» Directions for this task: Copy the records below exactly, leaving out every picture.

Data entries:
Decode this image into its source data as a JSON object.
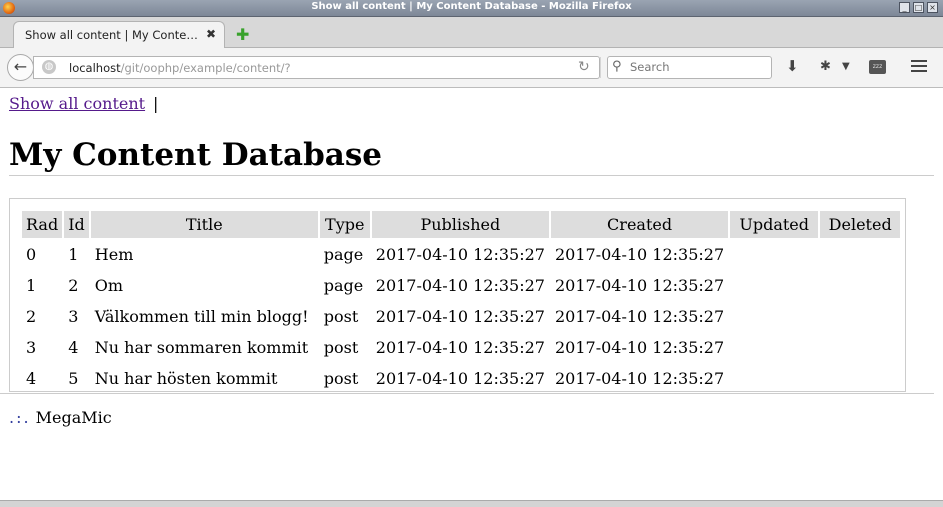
{
  "window": {
    "title": "Show all content | My Content Database - Mozilla Firefox"
  },
  "tabs": [
    {
      "label": "Show all content | My Conte…",
      "close": "✖"
    }
  ],
  "newtab": {
    "label": "✚"
  },
  "navbar": {
    "back_icon": "←",
    "url_host": "localhost",
    "url_path": "/git/oophp/example/content/?",
    "reload_icon": "↻",
    "search_placeholder": "Search",
    "download_icon": "⬇",
    "menu_icon": "hamburger"
  },
  "page": {
    "nav_link": "Show all content",
    "nav_sep": "|",
    "heading": "My Content Database",
    "table": {
      "headers": [
        "Rad",
        "Id",
        "Title",
        "Type",
        "Published",
        "Created",
        "Updated",
        "Deleted"
      ],
      "rows": [
        [
          "0",
          "1",
          "Hem",
          "page",
          "2017-04-10 12:35:27",
          "2017-04-10 12:35:27",
          "",
          ""
        ],
        [
          "1",
          "2",
          "Om",
          "page",
          "2017-04-10 12:35:27",
          "2017-04-10 12:35:27",
          "",
          ""
        ],
        [
          "2",
          "3",
          "Välkommen till min blogg!",
          "post",
          "2017-04-10 12:35:27",
          "2017-04-10 12:35:27",
          "",
          ""
        ],
        [
          "3",
          "4",
          "Nu har sommaren kommit",
          "post",
          "2017-04-10 12:35:27",
          "2017-04-10 12:35:27",
          "",
          ""
        ],
        [
          "4",
          "5",
          "Nu har hösten kommit",
          "post",
          "2017-04-10 12:35:27",
          "2017-04-10 12:35:27",
          "",
          ""
        ]
      ]
    },
    "footer": {
      "dots": ".:.",
      "text": "MegaMic"
    }
  }
}
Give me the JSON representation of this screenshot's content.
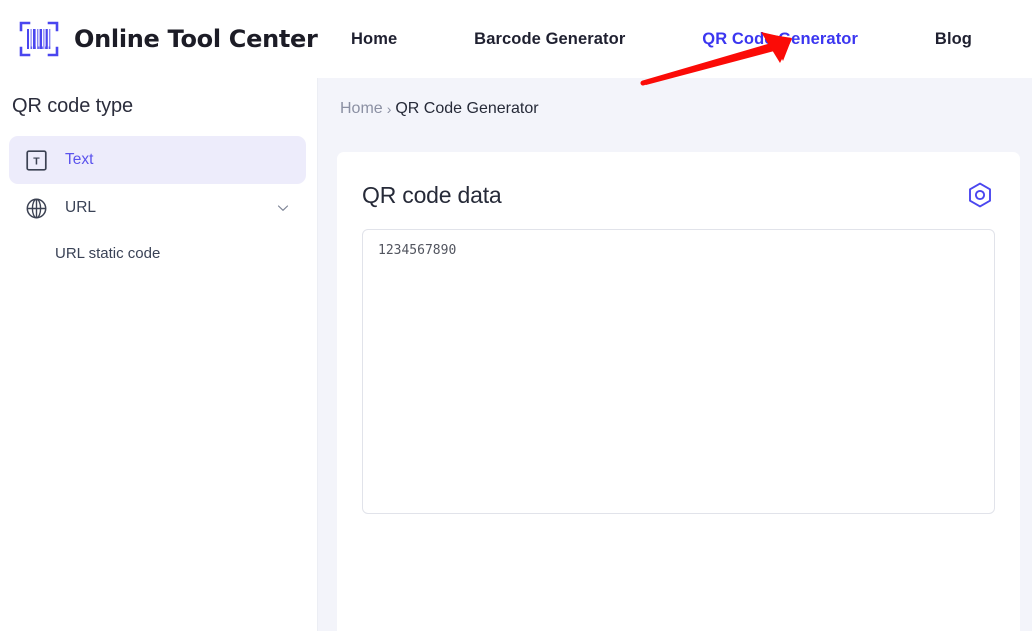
{
  "header": {
    "brand_name": "Online Tool Center",
    "logo_icon": "barcode-scan-icon",
    "nav": [
      {
        "label": "Home",
        "active": false
      },
      {
        "label": "Barcode Generator",
        "active": false
      },
      {
        "label": "QR Code Generator",
        "active": true
      },
      {
        "label": "Blog",
        "active": false
      }
    ],
    "annotation": {
      "type": "red-arrow",
      "color": "#fb0b07",
      "points_to": "QR Code Generator"
    }
  },
  "sidebar": {
    "title": "QR code type",
    "items": [
      {
        "label": "Text",
        "icon": "text-box-icon",
        "active": true,
        "expandable": false
      },
      {
        "label": "URL",
        "icon": "globe-icon",
        "active": false,
        "expandable": true
      }
    ],
    "subitems": [
      {
        "label": "URL static code"
      }
    ]
  },
  "breadcrumb": {
    "home": "Home",
    "separator": "›",
    "current": "QR Code Generator"
  },
  "main": {
    "card_title": "QR code data",
    "settings_icon": "hexagon-target-icon",
    "data_value": "1234567890",
    "data_placeholder": ""
  },
  "colors": {
    "accent": "#3b36f0",
    "accent_soft": "#5b53ed",
    "active_pill": "#edecfb",
    "content_bg": "#f3f4fa",
    "annotation_red": "#fb0b07",
    "text_dark": "#262a38",
    "text_muted": "#8b90a3"
  }
}
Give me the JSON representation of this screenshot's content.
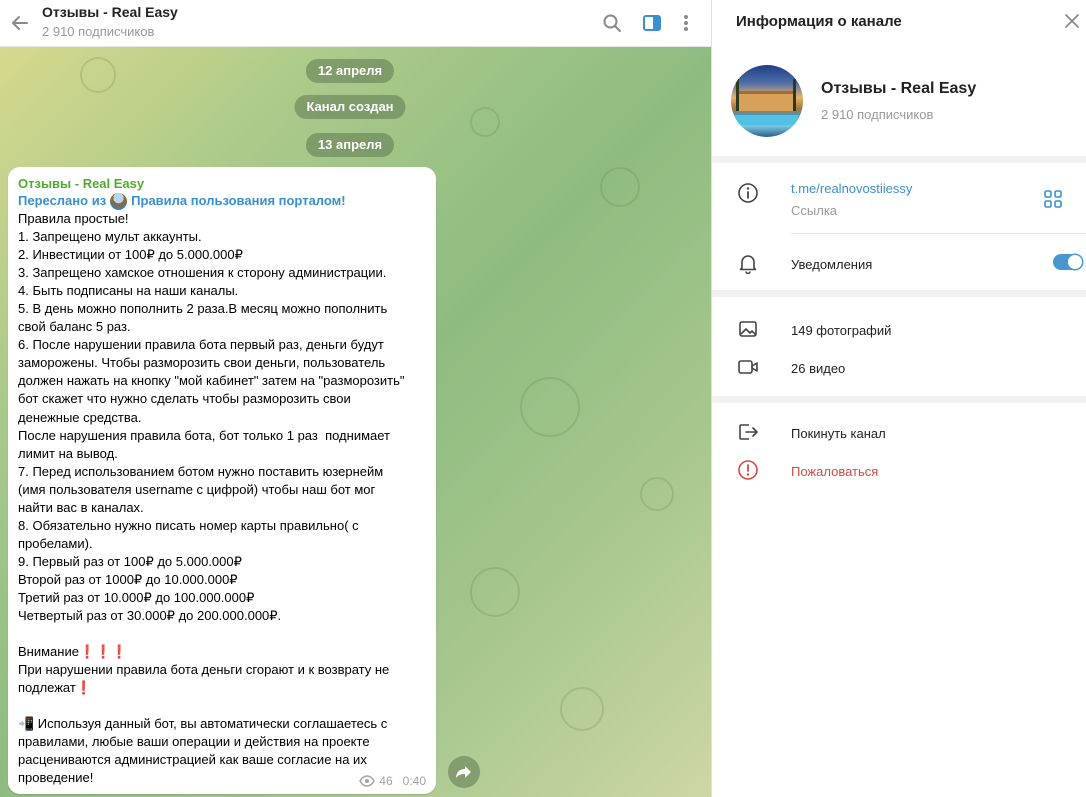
{
  "chat": {
    "title": "Отзывы - Real Easy",
    "subscribers": "2 910 подписчиков",
    "dates": [
      "12 апреля",
      "Канал создан",
      "13 апреля"
    ],
    "message": {
      "author": "Отзывы - Real Easy",
      "forwarded_prefix": "Переслано из",
      "forwarded_source": "Правила пользования порталом!",
      "lines": [
        "Правила простые!",
        "1. Запрещено мульт аккаунты.",
        "2. Инвестиции от 100₽ до 5.000.000₽",
        "3. Запрещено хамское отношения к сторону администрации.",
        "4. Быть подписаны на наши каналы.",
        "5. В день можно пополнить 2 раза.В месяц можно пополнить",
        "свой баланс 5 раз.",
        "6. После нарушении правила бота первый раз, деньги будут",
        "заморожены. Чтобы разморозить свои деньги, пользователь",
        "должен нажать на кнопку \"мой кабинет\" затем на \"разморозить\"",
        "бот скажет что нужно сделать чтобы разморозить свои",
        "денежные средства.",
        "После нарушения правила бота, бот только 1 раз  поднимает",
        "лимит на вывод.",
        "7. Перед использованием ботом нужно поставить юзернейм",
        "(имя пользователя username с цифрой) чтобы наш бот мог",
        "найти вас в каналах.",
        "8. Обязательно нужно писать номер карты правильно( с",
        "пробелами).",
        "9. Первый раз от 100₽ до 5.000.000₽",
        "Второй раз от 1000₽ до 10.000.000₽",
        "Третий раз от 10.000₽ до 100.000.000₽",
        "Четвертый раз от 30.000₽ до 200.000.000₽.",
        "",
        "Внимание❗️❗️❗️",
        "При нарушении правила бота деньги сгорают и к возврату не",
        "подлежат❗️",
        "",
        "📲 Используя данный бот, вы автоматически соглашаетесь с",
        "правилами, любые ваши операции и действия на проекте",
        "расцениваются администрацией как ваше согласие на их",
        "проведение!"
      ],
      "views": "46",
      "time": "0:40"
    }
  },
  "info": {
    "title": "Информация о канале",
    "channel_name": "Отзывы - Real Easy",
    "subscribers": "2 910 подписчиков",
    "link": "t.me/realnovostiiessy",
    "link_caption": "Ссылка",
    "notifications": "Уведомления",
    "notifications_on": true,
    "photos": "149 фотографий",
    "videos": "26 видео",
    "leave": "Покинуть канал",
    "report": "Пожаловаться"
  },
  "colors": {
    "accent": "#3a8fd1",
    "author": "#4fad2d",
    "danger": "#d14b47",
    "toggle": "#4a96d1"
  }
}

» Task result:
Decode this image into its source data as a JSON object.
{
  "window": {
    "title": "Show all content | My Content Database - Mozilla Firefox"
  },
  "tabs": [
    {
      "label": "Show all content | My Conte…",
      "close": "✖"
    }
  ],
  "newtab": {
    "label": "✚"
  },
  "navbar": {
    "back_icon": "←",
    "url_host": "localhost",
    "url_path": "/git/oophp/example/content/?",
    "reload_icon": "↻",
    "search_placeholder": "Search",
    "download_icon": "⬇",
    "menu_icon": "hamburger"
  },
  "page": {
    "nav_link": "Show all content",
    "nav_sep": "|",
    "heading": "My Content Database",
    "table": {
      "headers": [
        "Rad",
        "Id",
        "Title",
        "Type",
        "Published",
        "Created",
        "Updated",
        "Deleted"
      ],
      "rows": [
        [
          "0",
          "1",
          "Hem",
          "page",
          "2017-04-10 12:35:27",
          "2017-04-10 12:35:27",
          "",
          ""
        ],
        [
          "1",
          "2",
          "Om",
          "page",
          "2017-04-10 12:35:27",
          "2017-04-10 12:35:27",
          "",
          ""
        ],
        [
          "2",
          "3",
          "Välkommen till min blogg!",
          "post",
          "2017-04-10 12:35:27",
          "2017-04-10 12:35:27",
          "",
          ""
        ],
        [
          "3",
          "4",
          "Nu har sommaren kommit",
          "post",
          "2017-04-10 12:35:27",
          "2017-04-10 12:35:27",
          "",
          ""
        ],
        [
          "4",
          "5",
          "Nu har hösten kommit",
          "post",
          "2017-04-10 12:35:27",
          "2017-04-10 12:35:27",
          "",
          ""
        ]
      ]
    },
    "footer": {
      "dots": ".:.",
      "text": "MegaMic"
    }
  }
}
Give me the JSON representation of this screenshot's content.
{
  "header": {
    "brand_name": "Online Tool Center",
    "logo_icon": "barcode-scan-icon",
    "nav": [
      {
        "label": "Home",
        "active": false
      },
      {
        "label": "Barcode Generator",
        "active": false
      },
      {
        "label": "QR Code Generator",
        "active": true
      },
      {
        "label": "Blog",
        "active": false
      }
    ],
    "annotation": {
      "type": "red-arrow",
      "color": "#fb0b07",
      "points_to": "QR Code Generator"
    }
  },
  "sidebar": {
    "title": "QR code type",
    "items": [
      {
        "label": "Text",
        "icon": "text-box-icon",
        "active": true,
        "expandable": false
      },
      {
        "label": "URL",
        "icon": "globe-icon",
        "active": false,
        "expandable": true
      }
    ],
    "subitems": [
      {
        "label": "URL static code"
      }
    ]
  },
  "breadcrumb": {
    "home": "Home",
    "separator": "›",
    "current": "QR Code Generator"
  },
  "main": {
    "card_title": "QR code data",
    "settings_icon": "hexagon-target-icon",
    "data_value": "1234567890",
    "data_placeholder": ""
  },
  "colors": {
    "accent": "#3b36f0",
    "accent_soft": "#5b53ed",
    "active_pill": "#edecfb",
    "content_bg": "#f3f4fa",
    "annotation_red": "#fb0b07",
    "text_dark": "#262a38",
    "text_muted": "#8b90a3"
  }
}
Give me the JSON representation of this screenshot's content.
{
  "chat": {
    "title": "Отзывы - Real Easy",
    "subscribers": "2 910 подписчиков",
    "dates": [
      "12 апреля",
      "Канал создан",
      "13 апреля"
    ],
    "message": {
      "author": "Отзывы - Real Easy",
      "forwarded_prefix": "Переслано из",
      "forwarded_source": "Правила пользования порталом!",
      "lines": [
        "Правила простые!",
        "1. Запрещено мульт аккаунты.",
        "2. Инвестиции от 100₽ до 5.000.000₽",
        "3. Запрещено хамское отношения к сторону администрации.",
        "4. Быть подписаны на наши каналы.",
        "5. В день можно пополнить 2 раза.В месяц можно пополнить",
        "свой баланс 5 раз.",
        "6. После нарушении правила бота первый раз, деньги будут",
        "заморожены. Чтобы разморозить свои деньги, пользователь",
        "должен нажать на кнопку \"мой кабинет\" затем на \"разморозить\"",
        "бот скажет что нужно сделать чтобы разморозить свои",
        "денежные средства.",
        "После нарушения правила бота, бот только 1 раз  поднимает",
        "лимит на вывод.",
        "7. Перед использованием ботом нужно поставить юзернейм",
        "(имя пользователя username с цифрой) чтобы наш бот мог",
        "найти вас в каналах.",
        "8. Обязательно нужно писать номер карты правильно( с",
        "пробелами).",
        "9. Первый раз от 100₽ до 5.000.000₽",
        "Второй раз от 1000₽ до 10.000.000₽",
        "Третий раз от 10.000₽ до 100.000.000₽",
        "Четвертый раз от 30.000₽ до 200.000.000₽.",
        "",
        "Внимание❗️❗️❗️",
        "При нарушении правила бота деньги сгорают и к возврату не",
        "подлежат❗️",
        "",
        "📲 Используя данный бот, вы автоматически соглашаетесь с",
        "правилами, любые ваши операции и действия на проекте",
        "расцениваются администрацией как ваше согласие на их",
        "проведение!"
      ],
      "views": "46",
      "time": "0:40"
    }
  },
  "info": {
    "title": "Информация о канале",
    "channel_name": "Отзывы - Real Easy",
    "subscribers": "2 910 подписчиков",
    "link": "t.me/realnovostiiessy",
    "link_caption": "Ссылка",
    "notifications": "Уведомления",
    "notifications_on": true,
    "photos": "149 фотографий",
    "videos": "26 видео",
    "leave": "Покинуть канал",
    "report": "Пожаловаться"
  },
  "colors": {
    "accent": "#3a8fd1",
    "author": "#4fad2d",
    "danger": "#d14b47",
    "toggle": "#4a96d1"
  }
}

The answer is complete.